[Stored data]
──────────

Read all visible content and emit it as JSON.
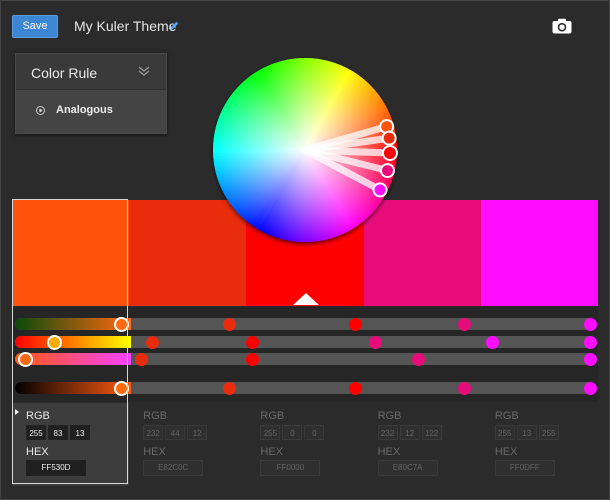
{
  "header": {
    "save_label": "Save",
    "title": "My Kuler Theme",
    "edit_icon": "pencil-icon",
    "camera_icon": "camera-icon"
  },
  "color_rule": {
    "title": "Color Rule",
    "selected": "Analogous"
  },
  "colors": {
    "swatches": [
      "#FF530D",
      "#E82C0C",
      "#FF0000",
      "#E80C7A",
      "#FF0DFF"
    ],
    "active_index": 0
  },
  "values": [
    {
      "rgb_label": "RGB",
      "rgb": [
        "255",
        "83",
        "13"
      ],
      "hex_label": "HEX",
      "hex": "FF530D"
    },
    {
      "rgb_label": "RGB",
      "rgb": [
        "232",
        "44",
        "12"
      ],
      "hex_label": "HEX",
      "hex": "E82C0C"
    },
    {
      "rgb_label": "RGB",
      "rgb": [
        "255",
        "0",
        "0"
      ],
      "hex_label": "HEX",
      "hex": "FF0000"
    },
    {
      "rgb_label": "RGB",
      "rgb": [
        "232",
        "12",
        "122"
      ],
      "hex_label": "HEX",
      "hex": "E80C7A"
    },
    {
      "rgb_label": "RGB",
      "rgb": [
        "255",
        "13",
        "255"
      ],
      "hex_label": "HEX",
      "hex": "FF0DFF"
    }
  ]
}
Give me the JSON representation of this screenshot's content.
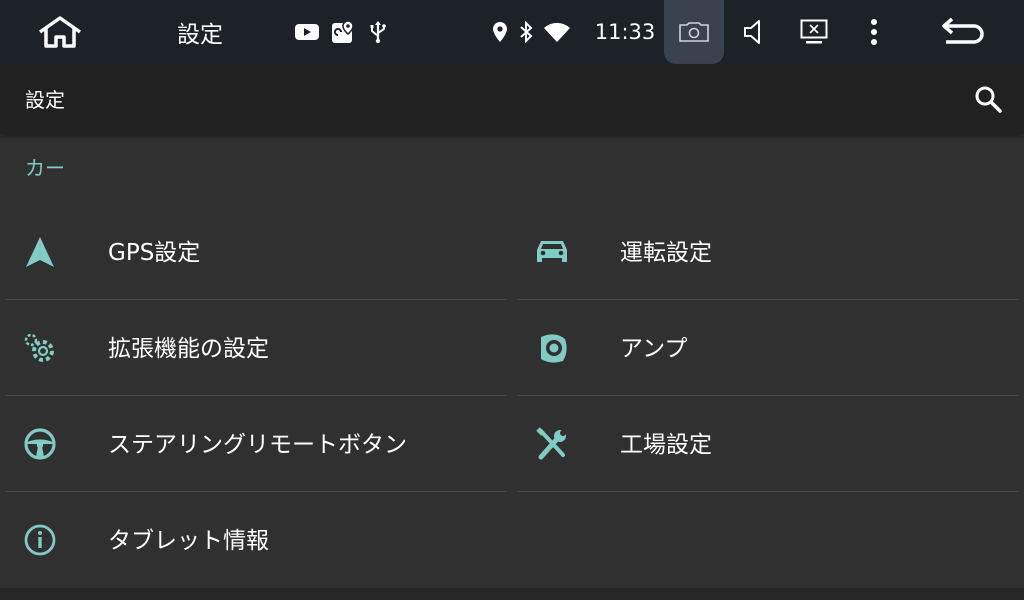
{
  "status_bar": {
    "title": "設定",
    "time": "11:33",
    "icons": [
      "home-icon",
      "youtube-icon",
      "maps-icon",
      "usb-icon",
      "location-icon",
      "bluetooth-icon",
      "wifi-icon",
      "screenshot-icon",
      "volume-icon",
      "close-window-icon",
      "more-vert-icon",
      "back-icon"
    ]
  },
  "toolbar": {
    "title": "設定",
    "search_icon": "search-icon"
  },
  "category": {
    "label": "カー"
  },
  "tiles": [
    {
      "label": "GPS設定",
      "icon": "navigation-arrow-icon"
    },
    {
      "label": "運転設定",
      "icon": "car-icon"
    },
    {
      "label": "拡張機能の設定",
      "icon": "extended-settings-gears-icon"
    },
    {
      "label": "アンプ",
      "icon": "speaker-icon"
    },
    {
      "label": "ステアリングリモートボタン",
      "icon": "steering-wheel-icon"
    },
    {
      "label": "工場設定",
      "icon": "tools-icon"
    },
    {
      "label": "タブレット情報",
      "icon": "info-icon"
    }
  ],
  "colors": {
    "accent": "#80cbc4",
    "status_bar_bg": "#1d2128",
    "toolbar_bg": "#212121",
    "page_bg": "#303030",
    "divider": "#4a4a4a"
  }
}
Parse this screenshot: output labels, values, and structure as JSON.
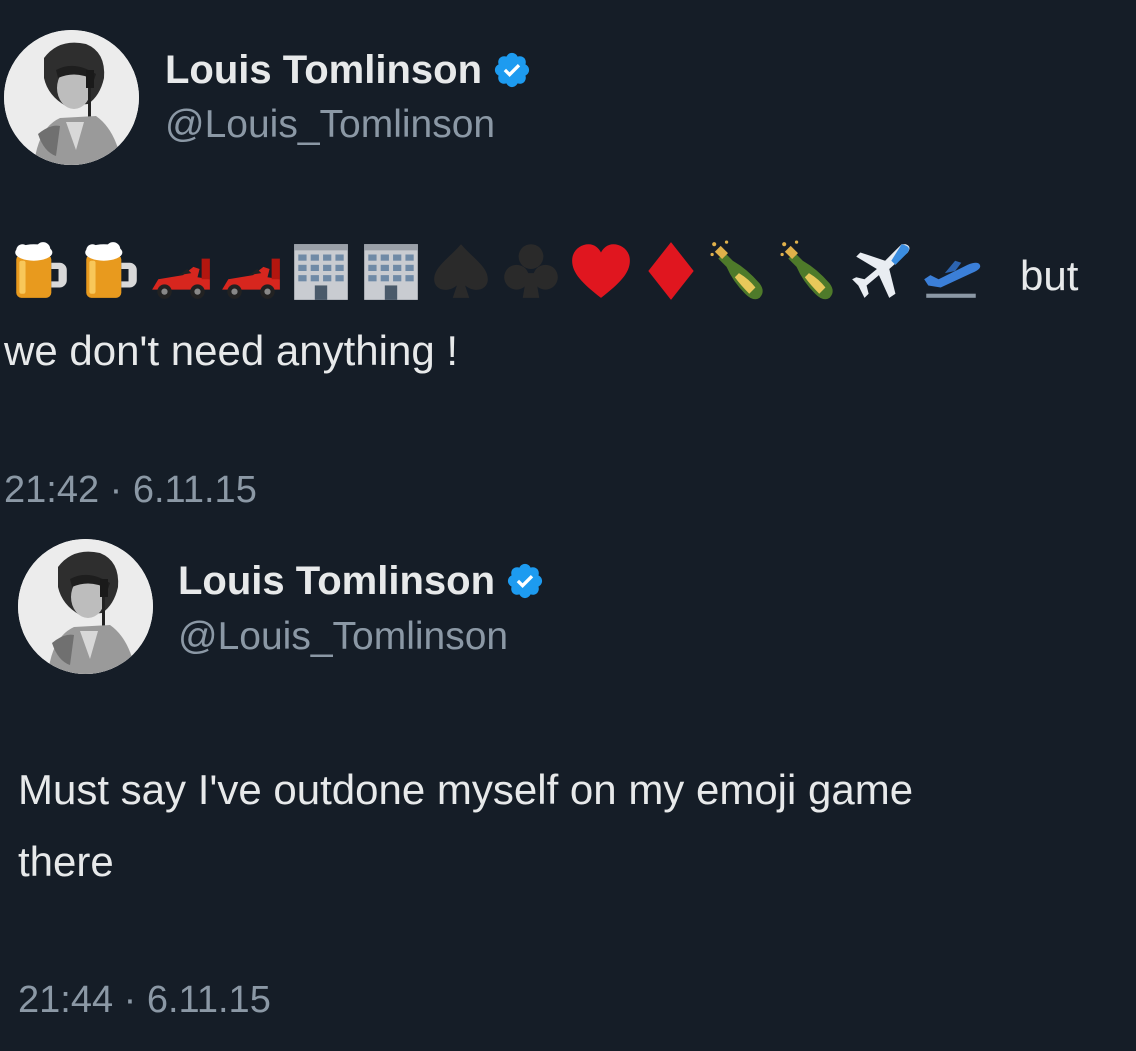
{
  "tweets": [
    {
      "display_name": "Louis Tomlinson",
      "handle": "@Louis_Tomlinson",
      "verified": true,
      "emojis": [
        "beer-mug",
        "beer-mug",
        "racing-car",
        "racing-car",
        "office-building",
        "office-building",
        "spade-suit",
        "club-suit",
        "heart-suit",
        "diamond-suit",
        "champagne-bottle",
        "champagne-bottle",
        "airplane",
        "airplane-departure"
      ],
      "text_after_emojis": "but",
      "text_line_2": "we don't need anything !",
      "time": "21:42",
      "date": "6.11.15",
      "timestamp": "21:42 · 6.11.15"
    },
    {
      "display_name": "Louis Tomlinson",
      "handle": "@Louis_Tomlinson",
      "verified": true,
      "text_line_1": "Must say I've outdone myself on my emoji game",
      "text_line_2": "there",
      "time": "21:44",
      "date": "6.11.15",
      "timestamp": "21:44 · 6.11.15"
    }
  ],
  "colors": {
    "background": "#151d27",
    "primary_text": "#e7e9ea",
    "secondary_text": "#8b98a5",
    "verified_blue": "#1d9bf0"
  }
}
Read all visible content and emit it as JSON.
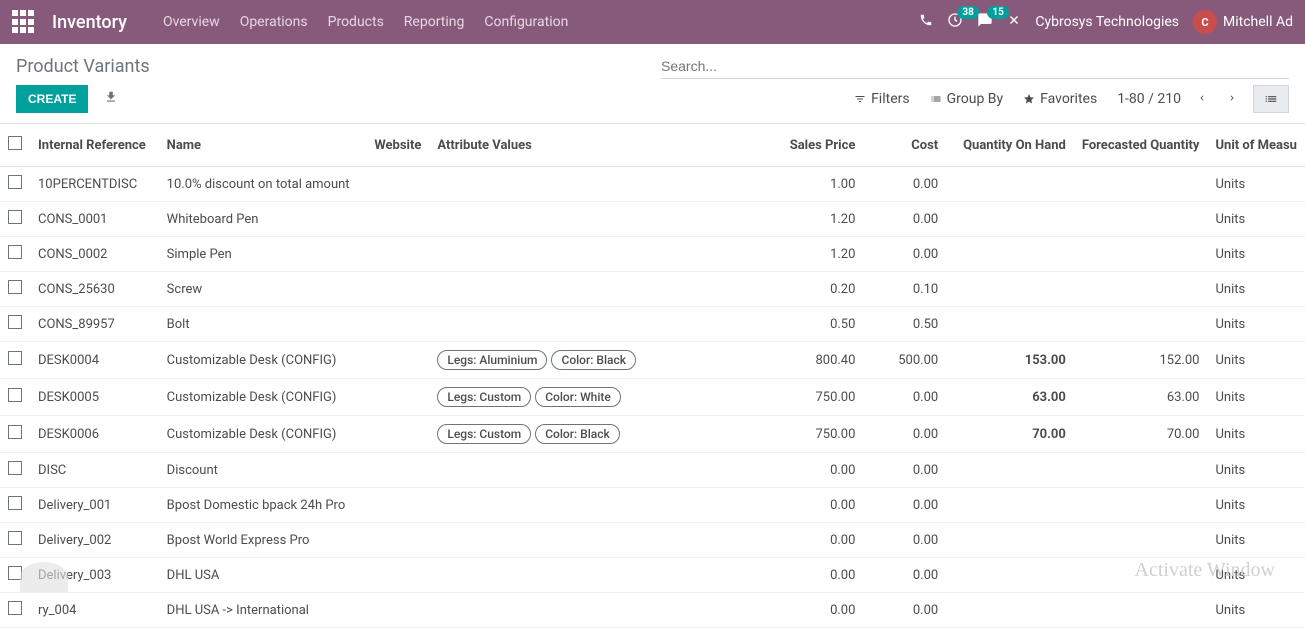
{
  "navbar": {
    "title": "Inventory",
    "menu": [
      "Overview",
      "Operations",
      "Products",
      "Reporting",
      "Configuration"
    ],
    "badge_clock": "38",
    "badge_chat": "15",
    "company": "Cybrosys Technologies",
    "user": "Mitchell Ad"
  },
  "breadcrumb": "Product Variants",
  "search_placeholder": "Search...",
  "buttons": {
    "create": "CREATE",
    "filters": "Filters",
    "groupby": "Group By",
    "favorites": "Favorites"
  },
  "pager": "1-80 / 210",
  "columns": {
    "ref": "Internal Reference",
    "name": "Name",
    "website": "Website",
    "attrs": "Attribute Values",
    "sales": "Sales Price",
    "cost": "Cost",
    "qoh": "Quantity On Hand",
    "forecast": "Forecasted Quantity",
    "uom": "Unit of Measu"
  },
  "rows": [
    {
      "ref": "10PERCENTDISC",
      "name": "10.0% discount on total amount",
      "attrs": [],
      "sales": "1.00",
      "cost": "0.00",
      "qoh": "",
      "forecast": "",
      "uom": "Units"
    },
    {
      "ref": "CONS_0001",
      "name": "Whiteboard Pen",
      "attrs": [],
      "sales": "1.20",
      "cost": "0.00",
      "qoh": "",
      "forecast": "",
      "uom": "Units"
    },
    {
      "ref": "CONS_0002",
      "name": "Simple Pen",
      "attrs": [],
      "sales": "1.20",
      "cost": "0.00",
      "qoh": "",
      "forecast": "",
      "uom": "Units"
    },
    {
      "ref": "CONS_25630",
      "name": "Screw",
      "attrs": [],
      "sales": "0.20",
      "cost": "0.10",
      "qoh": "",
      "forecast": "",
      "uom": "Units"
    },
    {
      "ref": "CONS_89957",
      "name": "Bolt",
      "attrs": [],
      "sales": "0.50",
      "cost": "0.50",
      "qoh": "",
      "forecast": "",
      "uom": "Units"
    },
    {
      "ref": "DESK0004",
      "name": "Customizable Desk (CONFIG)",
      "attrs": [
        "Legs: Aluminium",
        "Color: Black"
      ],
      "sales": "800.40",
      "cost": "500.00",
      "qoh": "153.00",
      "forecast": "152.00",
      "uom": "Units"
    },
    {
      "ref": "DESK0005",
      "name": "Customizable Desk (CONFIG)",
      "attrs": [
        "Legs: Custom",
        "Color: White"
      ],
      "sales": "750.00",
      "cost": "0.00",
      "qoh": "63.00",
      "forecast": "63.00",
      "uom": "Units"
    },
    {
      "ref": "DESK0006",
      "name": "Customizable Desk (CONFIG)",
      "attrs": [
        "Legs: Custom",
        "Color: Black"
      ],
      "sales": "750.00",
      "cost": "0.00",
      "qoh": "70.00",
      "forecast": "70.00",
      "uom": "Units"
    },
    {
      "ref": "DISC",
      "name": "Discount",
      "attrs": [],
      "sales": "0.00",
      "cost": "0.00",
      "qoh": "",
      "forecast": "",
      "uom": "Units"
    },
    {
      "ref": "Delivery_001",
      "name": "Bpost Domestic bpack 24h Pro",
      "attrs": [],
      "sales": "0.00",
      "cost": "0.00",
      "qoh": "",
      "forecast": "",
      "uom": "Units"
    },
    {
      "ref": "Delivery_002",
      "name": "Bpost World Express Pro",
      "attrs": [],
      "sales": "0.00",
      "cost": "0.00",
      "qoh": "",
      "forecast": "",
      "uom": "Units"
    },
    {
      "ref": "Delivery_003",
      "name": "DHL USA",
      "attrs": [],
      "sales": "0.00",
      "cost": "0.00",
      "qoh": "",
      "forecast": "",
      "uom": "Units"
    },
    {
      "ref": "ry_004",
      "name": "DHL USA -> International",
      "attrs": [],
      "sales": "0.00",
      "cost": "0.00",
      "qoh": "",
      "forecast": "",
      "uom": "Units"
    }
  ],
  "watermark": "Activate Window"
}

──────────

* WRITTEN REQUEST *
Filter the records above for "Bpost" and copy every matching line.

* WRITTEN ANSWER *
      "name": "Bpost Domestic bpack 24h Pro",
      "name": "Bpost World Express Pro",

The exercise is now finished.